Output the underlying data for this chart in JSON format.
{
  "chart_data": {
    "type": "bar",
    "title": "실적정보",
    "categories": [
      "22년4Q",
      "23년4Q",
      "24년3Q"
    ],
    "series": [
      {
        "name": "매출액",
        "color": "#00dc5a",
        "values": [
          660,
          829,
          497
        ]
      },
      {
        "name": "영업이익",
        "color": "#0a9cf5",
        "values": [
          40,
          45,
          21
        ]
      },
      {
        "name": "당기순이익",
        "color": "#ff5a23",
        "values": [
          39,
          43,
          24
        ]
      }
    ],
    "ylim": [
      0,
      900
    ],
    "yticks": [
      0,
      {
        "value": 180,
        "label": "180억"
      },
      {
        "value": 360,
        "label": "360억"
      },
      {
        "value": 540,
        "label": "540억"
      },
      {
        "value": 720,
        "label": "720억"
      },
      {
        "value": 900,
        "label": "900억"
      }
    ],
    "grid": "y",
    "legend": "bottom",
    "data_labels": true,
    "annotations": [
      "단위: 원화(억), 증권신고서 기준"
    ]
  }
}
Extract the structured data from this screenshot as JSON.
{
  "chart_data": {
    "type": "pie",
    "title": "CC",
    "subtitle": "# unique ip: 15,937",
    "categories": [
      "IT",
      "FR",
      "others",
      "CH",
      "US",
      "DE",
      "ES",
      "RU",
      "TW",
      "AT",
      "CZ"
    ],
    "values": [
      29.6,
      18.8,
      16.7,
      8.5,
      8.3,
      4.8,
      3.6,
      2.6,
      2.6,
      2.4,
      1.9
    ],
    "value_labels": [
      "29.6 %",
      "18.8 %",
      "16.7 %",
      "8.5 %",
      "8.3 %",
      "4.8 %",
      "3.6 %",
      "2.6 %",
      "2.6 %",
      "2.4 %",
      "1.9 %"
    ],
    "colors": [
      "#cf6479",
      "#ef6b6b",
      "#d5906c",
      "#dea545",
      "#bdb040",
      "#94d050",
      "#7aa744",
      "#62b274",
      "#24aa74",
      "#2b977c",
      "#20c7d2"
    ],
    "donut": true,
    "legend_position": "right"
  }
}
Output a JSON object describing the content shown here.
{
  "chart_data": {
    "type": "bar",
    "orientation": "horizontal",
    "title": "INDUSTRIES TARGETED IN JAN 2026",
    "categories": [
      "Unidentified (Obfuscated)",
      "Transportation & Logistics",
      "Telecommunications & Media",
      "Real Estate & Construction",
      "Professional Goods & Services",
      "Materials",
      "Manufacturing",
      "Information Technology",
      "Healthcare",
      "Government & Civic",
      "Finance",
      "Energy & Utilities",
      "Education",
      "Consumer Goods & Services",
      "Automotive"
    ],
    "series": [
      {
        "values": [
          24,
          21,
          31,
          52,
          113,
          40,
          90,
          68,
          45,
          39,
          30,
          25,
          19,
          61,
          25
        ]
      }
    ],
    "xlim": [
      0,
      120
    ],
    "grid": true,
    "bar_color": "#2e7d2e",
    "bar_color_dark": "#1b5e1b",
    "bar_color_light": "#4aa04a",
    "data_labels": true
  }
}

=======

Write out only what runs from the line holding "Output a JSON" through the last line of the records, exactly as shown.

Output a JSON object describing the content shown here.
{
  "chart_data": {
    "type": "bar",
    "orientation": "horizontal",
    "title": "INDUSTRIES TARGETED IN JAN 2026",
    "categories": [
      "Unidentified (Obfuscated)",
      "Transportation & Logistics",
      "Telecommunications & Media",
      "Real Estate & Construction",
      "Professional Goods & Services",
      "Materials",
      "Manufacturing",
      "Information Technology",
      "Healthcare",
      "Government & Civic",
      "Finance",
      "Energy & Utilities",
      "Education",
      "Consumer Goods & Services",
      "Automotive"
    ],
    "series": [
      {
        "values": [
          24,
          21,
          31,
          52,
          113,
          40,
          90,
          68,
          45,
          39,
          30,
          25,
          19,
          61,
          25
        ]
      }
    ],
    "xlim": [
      0,
      120
    ],
    "grid": true,
    "bar_color": "#2e7d2e",
    "bar_color_dark": "#1b5e1b",
    "bar_color_light": "#4aa04a",
    "data_labels": true
  }
}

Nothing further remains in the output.